Source material:
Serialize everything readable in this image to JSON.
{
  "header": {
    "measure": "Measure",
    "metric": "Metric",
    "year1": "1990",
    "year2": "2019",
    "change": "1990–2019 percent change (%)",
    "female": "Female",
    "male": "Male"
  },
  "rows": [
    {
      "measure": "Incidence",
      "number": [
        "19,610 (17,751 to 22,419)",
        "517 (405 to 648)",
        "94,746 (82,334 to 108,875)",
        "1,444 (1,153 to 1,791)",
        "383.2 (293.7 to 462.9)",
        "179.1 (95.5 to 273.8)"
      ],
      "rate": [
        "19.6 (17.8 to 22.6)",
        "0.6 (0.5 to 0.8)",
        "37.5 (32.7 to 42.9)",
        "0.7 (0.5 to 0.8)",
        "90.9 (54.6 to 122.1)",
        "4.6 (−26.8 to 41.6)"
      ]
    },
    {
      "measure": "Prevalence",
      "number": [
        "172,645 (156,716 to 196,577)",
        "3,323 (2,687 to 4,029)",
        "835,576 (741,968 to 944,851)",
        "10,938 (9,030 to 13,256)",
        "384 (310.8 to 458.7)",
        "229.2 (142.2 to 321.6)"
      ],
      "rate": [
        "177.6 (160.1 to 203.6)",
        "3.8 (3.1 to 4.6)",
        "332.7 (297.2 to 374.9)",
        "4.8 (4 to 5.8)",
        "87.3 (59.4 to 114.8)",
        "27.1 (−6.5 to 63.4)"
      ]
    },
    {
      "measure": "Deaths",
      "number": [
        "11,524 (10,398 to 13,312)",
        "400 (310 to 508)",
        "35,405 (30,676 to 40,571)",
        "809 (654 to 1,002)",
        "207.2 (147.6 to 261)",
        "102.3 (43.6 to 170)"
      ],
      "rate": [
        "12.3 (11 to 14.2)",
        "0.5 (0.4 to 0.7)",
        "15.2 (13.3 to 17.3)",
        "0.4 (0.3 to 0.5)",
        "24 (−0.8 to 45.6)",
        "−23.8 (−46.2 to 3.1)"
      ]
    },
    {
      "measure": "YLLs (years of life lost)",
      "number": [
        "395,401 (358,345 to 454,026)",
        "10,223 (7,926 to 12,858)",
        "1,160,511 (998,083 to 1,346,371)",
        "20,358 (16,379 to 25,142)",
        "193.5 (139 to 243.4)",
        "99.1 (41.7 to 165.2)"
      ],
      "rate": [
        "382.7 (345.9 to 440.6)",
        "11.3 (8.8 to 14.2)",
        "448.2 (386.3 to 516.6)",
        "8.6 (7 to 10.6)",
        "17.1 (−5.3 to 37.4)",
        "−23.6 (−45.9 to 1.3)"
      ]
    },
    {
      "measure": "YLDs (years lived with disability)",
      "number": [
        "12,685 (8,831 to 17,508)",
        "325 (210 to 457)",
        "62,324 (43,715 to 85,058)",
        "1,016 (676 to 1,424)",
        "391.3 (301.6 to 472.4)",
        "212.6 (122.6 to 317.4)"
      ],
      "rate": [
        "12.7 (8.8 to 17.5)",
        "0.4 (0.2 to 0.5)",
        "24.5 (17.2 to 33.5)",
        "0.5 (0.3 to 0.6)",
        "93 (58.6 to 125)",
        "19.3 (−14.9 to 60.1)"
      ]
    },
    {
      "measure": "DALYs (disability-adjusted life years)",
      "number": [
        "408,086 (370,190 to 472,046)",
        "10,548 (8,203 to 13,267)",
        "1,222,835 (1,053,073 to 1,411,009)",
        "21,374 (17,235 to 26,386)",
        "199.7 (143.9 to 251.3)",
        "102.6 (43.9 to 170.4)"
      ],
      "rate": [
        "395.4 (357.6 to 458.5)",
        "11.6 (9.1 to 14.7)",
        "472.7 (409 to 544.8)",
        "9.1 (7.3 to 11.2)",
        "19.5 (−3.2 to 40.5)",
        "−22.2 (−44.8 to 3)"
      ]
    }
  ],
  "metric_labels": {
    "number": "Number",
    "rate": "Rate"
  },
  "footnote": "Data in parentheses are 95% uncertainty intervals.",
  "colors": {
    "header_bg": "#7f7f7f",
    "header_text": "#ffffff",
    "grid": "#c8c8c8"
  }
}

Problem details:
Show the lines of the data that hold the word "disability".

Finished task:
      "measure": "YLDs (years lived with disability)",
      "measure": "DALYs (disability-adjusted life years)",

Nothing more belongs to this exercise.